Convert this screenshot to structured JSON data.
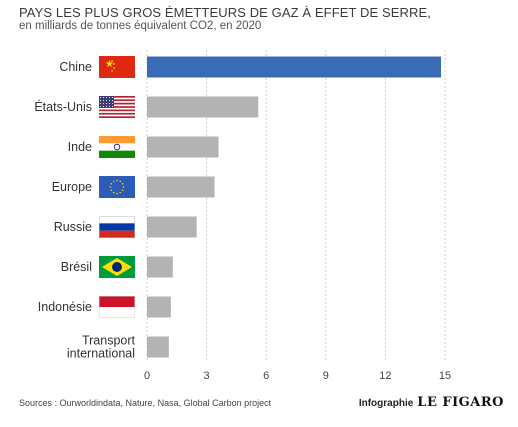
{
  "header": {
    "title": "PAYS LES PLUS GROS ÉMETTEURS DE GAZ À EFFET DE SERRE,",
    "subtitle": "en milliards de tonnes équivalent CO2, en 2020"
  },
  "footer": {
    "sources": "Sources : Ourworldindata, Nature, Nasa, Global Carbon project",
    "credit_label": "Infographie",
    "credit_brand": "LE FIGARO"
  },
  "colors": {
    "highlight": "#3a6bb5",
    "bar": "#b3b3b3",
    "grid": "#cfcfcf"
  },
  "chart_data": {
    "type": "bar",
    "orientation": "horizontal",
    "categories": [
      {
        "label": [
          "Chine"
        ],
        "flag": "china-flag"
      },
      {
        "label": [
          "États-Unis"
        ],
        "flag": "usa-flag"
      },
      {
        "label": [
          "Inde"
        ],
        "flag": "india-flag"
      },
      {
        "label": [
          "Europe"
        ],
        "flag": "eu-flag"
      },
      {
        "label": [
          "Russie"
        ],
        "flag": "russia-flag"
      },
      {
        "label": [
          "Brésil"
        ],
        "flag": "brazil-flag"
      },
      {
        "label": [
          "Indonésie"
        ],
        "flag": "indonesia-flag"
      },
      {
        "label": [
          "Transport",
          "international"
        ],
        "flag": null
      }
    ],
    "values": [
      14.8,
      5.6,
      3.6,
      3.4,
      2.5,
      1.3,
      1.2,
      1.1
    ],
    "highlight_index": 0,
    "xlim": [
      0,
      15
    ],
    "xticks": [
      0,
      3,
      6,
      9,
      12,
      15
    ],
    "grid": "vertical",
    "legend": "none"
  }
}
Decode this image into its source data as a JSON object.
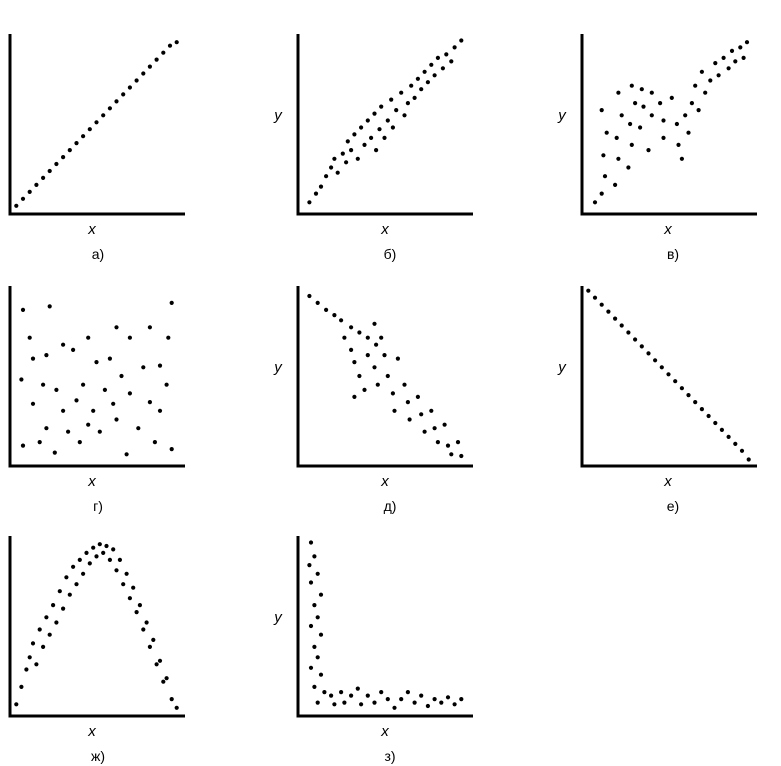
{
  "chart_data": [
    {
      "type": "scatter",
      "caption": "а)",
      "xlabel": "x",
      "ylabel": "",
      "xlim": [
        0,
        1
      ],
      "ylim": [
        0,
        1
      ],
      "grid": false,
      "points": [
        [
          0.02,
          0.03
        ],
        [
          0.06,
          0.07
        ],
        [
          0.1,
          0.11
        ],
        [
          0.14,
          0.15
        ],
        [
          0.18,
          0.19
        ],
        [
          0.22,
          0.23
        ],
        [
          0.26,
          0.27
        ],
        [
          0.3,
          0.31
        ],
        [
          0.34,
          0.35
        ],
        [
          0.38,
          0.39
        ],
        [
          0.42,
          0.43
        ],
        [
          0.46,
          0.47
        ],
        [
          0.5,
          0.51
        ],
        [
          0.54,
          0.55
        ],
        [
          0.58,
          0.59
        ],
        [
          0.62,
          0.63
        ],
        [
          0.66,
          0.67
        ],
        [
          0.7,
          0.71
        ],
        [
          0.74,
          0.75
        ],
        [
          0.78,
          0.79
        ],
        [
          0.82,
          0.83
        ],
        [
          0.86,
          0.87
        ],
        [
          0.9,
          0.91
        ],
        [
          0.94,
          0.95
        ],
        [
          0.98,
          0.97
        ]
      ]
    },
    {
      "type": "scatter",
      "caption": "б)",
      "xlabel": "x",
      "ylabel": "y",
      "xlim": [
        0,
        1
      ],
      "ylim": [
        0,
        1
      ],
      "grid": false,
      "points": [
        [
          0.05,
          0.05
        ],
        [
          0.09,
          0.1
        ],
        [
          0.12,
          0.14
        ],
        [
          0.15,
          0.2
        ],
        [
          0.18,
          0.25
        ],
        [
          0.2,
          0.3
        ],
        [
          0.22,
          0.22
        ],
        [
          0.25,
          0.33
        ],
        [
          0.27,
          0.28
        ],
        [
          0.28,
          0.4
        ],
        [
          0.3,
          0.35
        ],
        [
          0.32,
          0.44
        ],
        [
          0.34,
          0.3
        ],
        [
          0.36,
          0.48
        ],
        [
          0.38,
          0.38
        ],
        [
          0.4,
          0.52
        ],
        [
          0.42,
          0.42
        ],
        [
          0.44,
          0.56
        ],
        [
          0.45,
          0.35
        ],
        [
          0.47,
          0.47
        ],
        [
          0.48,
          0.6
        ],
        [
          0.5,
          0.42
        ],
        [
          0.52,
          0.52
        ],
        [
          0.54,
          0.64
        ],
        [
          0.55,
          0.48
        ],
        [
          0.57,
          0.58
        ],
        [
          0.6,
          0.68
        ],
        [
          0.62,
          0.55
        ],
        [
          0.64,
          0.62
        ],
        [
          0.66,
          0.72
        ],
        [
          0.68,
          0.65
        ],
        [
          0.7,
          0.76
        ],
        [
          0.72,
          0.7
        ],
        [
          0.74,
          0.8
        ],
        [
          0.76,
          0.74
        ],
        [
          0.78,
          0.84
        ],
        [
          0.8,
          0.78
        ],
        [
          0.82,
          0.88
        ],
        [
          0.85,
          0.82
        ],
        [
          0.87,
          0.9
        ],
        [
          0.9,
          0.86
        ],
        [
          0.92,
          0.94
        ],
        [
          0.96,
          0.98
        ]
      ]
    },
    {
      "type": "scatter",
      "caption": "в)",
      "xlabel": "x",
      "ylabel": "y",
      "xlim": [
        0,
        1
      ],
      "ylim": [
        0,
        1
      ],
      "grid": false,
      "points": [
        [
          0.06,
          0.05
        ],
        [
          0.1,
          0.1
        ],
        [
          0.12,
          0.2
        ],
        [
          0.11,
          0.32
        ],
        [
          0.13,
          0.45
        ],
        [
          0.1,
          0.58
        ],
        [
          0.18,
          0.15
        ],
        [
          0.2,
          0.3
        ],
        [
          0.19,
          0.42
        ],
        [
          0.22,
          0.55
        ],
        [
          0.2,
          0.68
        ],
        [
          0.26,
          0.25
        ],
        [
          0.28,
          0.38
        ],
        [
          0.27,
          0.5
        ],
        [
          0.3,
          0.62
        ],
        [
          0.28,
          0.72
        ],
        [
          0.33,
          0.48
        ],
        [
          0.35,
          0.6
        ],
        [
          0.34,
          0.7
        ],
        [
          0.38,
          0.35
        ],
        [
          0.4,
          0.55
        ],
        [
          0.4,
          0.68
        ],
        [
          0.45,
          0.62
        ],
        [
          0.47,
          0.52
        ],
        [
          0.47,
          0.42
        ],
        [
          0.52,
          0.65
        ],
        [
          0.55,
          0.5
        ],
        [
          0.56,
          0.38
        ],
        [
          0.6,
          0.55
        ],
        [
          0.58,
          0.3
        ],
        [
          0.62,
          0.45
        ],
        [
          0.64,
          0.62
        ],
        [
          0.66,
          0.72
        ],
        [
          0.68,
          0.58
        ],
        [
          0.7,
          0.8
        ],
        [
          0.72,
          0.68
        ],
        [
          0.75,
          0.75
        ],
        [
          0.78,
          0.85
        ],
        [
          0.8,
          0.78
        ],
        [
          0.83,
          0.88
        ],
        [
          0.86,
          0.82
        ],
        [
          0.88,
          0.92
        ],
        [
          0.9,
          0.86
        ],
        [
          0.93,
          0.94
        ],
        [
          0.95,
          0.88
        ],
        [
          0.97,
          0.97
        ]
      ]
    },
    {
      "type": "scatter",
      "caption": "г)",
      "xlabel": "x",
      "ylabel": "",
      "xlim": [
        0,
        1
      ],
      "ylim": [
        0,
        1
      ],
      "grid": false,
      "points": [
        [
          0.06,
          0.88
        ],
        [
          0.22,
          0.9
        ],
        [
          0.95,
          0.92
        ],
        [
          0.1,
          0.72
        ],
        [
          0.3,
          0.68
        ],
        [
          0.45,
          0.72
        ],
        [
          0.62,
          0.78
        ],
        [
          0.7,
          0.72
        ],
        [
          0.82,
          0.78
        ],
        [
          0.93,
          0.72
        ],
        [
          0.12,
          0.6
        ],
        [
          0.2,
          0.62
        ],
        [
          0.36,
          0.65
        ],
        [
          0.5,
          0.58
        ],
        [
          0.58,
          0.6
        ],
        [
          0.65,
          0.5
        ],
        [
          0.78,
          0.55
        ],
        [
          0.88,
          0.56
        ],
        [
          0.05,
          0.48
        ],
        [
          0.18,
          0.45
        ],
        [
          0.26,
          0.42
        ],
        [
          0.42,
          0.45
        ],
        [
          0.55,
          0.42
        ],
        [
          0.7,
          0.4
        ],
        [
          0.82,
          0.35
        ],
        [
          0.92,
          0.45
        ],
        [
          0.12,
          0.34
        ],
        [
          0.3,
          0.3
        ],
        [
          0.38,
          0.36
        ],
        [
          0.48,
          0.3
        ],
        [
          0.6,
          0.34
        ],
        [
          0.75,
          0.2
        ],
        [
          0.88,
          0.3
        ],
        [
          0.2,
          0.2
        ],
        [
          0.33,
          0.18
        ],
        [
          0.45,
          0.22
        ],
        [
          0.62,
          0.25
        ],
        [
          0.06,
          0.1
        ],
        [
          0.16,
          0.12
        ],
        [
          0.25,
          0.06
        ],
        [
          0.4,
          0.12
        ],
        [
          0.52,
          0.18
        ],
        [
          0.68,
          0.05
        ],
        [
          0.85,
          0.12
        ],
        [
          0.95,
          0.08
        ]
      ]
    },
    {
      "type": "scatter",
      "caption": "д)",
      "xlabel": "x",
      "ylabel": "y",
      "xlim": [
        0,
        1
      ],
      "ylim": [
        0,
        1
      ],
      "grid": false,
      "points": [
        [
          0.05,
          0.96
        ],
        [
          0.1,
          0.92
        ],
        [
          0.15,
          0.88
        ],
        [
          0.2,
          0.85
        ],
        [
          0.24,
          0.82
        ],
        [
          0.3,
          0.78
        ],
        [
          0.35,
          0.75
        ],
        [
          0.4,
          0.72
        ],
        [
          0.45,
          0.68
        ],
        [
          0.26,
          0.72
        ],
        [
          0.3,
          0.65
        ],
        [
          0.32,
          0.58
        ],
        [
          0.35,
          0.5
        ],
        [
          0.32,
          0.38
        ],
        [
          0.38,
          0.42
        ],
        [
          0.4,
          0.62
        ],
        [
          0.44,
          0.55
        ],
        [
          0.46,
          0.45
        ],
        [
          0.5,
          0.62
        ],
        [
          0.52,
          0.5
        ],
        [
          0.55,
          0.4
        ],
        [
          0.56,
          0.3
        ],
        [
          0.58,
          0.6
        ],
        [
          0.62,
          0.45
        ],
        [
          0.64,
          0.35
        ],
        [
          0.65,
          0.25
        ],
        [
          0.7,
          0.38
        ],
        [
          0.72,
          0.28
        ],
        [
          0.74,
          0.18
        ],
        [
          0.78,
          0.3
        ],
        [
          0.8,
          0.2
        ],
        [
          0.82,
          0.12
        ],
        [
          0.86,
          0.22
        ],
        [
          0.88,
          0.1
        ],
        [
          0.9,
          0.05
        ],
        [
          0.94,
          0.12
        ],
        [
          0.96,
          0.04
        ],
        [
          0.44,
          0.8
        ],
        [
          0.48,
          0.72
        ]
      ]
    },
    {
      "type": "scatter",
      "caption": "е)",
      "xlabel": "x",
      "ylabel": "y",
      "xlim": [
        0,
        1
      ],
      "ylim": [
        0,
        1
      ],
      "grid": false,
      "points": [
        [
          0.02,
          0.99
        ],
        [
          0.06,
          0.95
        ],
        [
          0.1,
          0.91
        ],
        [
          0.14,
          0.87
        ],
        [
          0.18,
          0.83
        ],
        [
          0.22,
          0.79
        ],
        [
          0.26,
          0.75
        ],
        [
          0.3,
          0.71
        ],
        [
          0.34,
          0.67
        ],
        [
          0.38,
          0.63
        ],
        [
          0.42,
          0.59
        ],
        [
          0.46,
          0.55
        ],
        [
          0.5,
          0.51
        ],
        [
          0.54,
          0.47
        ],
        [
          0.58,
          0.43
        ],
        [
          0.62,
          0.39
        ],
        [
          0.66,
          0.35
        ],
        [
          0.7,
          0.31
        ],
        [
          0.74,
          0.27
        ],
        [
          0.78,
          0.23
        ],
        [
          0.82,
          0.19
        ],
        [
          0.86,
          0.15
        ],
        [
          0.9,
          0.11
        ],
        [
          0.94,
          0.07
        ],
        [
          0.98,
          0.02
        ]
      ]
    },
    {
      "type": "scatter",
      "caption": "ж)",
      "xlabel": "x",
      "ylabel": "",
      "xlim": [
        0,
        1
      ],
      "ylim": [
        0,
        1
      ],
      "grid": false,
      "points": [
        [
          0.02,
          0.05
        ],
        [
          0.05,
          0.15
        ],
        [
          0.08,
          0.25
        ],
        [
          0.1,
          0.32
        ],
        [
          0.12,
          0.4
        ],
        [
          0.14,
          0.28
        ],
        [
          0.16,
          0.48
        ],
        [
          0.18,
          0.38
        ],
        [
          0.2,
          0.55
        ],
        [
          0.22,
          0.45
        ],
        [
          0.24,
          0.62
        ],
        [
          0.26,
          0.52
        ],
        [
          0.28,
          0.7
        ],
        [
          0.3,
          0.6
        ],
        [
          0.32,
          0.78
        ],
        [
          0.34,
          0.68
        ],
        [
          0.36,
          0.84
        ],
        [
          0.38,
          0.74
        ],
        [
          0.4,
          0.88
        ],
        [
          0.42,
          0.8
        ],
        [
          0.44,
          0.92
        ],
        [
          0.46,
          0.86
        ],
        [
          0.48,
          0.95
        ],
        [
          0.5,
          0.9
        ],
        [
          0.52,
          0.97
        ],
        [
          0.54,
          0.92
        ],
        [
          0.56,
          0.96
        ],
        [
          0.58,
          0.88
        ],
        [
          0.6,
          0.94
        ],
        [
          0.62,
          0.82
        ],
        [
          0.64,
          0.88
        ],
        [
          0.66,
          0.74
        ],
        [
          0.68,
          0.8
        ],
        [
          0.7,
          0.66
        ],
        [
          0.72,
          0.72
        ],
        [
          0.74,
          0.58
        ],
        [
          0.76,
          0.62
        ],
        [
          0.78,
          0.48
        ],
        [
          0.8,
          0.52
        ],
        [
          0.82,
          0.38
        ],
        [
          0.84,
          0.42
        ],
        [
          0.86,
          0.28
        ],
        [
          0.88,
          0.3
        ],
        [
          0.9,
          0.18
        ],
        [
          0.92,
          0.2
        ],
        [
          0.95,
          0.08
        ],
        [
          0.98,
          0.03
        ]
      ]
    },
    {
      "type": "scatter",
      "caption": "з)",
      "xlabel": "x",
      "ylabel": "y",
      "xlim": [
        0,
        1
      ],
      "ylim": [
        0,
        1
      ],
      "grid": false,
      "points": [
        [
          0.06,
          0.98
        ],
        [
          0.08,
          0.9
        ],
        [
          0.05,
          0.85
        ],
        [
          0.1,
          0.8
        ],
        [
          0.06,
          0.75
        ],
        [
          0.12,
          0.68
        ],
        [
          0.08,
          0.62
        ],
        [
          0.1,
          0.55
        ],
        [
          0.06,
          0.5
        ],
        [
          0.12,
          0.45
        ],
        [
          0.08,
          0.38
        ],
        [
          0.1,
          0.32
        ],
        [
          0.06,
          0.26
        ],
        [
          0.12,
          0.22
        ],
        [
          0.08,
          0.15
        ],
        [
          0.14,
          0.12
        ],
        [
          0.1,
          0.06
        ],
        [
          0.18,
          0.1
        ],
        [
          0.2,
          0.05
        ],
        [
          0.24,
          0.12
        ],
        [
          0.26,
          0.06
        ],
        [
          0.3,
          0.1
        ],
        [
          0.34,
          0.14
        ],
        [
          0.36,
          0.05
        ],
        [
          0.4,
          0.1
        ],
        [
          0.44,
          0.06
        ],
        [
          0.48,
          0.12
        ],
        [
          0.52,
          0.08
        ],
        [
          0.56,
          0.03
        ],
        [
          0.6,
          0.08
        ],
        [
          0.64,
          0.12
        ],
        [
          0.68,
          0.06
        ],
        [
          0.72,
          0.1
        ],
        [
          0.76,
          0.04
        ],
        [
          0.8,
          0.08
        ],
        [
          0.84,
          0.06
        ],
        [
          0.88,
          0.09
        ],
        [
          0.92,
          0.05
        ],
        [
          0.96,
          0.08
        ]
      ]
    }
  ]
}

============================================================

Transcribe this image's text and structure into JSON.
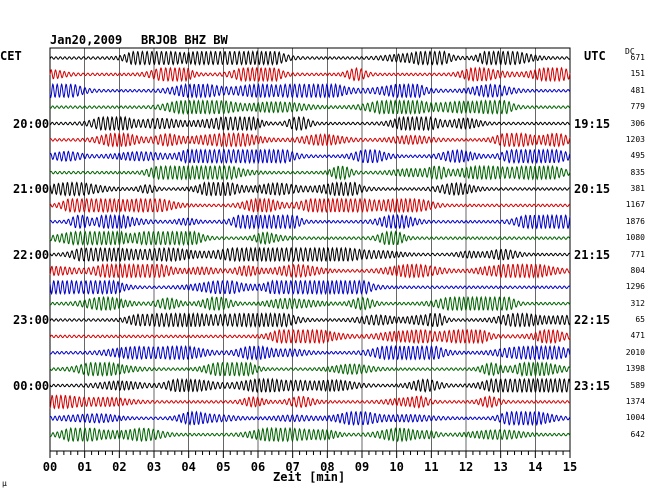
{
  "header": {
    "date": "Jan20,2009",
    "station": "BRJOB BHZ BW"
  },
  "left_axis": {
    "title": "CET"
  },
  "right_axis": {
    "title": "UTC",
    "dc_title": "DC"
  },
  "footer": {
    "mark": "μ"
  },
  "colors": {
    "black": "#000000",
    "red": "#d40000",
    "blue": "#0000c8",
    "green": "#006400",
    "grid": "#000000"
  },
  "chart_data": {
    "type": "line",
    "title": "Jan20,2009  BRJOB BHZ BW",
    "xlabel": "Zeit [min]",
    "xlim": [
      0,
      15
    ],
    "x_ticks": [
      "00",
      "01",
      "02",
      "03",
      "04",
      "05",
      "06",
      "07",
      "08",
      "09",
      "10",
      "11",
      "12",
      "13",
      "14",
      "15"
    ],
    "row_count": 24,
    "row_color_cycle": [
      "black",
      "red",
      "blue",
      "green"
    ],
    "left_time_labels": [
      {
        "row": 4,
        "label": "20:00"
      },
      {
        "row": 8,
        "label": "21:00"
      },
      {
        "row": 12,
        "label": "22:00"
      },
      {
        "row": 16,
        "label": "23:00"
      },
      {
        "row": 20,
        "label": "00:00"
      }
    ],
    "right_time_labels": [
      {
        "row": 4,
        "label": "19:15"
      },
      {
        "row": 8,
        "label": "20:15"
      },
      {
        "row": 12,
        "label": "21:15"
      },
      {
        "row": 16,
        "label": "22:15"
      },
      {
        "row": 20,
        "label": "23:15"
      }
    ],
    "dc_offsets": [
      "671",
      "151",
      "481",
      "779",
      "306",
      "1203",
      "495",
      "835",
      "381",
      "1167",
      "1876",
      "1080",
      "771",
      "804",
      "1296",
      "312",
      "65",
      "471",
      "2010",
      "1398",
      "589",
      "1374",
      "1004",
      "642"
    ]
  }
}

============================================================

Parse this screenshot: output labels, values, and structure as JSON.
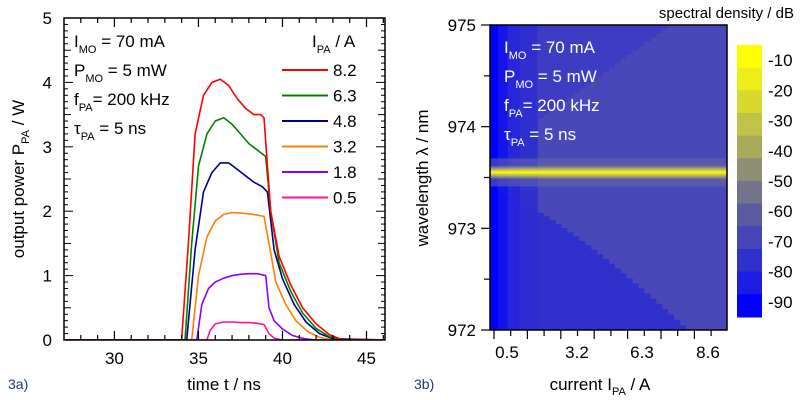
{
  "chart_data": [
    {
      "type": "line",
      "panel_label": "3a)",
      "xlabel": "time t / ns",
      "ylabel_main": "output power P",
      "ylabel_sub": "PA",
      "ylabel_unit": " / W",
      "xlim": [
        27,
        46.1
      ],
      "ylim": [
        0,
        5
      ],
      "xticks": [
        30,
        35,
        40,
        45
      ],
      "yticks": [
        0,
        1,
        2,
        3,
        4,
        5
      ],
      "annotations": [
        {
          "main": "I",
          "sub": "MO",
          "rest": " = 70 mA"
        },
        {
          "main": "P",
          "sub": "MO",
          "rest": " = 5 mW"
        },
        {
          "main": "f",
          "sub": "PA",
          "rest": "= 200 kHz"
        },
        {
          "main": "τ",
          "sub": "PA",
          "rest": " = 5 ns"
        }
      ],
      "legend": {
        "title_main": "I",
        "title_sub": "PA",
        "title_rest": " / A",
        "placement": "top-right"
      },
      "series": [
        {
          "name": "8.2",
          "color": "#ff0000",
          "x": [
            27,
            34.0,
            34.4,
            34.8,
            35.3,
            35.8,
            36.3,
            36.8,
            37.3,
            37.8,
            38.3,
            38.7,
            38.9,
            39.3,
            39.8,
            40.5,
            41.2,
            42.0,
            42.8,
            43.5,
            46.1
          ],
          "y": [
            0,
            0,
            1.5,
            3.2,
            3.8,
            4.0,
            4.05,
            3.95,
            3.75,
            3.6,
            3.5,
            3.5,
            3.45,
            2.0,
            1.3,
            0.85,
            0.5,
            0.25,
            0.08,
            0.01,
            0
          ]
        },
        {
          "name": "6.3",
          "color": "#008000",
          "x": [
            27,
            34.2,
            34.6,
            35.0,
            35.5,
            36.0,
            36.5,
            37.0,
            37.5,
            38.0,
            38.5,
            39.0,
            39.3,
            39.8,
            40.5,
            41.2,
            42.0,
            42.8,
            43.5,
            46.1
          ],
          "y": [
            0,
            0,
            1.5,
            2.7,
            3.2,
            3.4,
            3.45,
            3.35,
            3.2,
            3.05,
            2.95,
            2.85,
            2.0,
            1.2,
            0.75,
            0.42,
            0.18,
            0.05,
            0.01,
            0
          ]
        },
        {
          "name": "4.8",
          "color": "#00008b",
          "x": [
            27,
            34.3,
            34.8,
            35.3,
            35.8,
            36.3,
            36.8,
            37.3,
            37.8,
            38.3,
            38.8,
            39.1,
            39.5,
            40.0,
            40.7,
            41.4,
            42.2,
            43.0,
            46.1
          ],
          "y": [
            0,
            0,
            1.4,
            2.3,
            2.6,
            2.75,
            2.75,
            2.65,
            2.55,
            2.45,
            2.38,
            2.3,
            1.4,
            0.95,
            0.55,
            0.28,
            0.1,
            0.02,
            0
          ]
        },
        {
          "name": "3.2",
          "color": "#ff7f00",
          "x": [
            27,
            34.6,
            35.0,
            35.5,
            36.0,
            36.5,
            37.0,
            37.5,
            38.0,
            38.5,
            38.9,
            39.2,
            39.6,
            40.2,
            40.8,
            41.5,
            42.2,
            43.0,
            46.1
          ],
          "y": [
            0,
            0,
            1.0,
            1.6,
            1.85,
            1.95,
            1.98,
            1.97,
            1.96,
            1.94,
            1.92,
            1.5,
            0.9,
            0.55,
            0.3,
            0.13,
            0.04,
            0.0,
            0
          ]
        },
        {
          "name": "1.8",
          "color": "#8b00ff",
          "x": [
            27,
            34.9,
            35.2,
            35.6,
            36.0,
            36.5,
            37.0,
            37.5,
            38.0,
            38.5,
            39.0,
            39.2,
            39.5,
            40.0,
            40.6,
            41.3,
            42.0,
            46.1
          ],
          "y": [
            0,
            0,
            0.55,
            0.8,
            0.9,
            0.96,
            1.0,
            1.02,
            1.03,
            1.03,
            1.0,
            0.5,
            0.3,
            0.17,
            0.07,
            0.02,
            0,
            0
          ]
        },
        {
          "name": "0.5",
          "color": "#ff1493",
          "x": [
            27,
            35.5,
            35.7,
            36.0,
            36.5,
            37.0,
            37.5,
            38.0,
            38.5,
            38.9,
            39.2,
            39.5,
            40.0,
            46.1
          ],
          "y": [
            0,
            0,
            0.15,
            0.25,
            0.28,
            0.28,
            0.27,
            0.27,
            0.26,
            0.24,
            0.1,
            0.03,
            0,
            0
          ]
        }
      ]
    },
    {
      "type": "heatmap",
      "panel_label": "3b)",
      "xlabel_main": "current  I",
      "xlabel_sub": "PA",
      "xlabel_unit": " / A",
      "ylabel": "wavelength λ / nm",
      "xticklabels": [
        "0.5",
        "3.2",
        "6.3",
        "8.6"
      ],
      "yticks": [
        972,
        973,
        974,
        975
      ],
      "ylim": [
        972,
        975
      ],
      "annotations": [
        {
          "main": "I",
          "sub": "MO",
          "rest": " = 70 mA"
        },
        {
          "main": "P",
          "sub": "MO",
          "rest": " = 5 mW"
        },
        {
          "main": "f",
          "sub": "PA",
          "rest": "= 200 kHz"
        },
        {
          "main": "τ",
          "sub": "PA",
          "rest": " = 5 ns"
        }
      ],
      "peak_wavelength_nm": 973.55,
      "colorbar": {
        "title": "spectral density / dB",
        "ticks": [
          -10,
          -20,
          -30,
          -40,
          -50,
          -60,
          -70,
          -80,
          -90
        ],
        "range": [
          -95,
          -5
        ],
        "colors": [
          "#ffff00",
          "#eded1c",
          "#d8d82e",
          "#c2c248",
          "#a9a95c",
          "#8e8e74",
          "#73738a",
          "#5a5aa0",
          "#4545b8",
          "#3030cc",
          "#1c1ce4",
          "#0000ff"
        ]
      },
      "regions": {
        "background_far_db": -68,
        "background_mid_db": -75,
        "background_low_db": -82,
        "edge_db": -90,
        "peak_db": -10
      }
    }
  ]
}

============================================================

» **WHAT YOU SHOULD DO**
Extract all lines of the records above that include "BRJOB".

» **SOLUTION TO THIS PROBLEM**
    "station": "BRJOB BHZ BW"
    "title": "Jan20,2009  BRJOB BHZ BW",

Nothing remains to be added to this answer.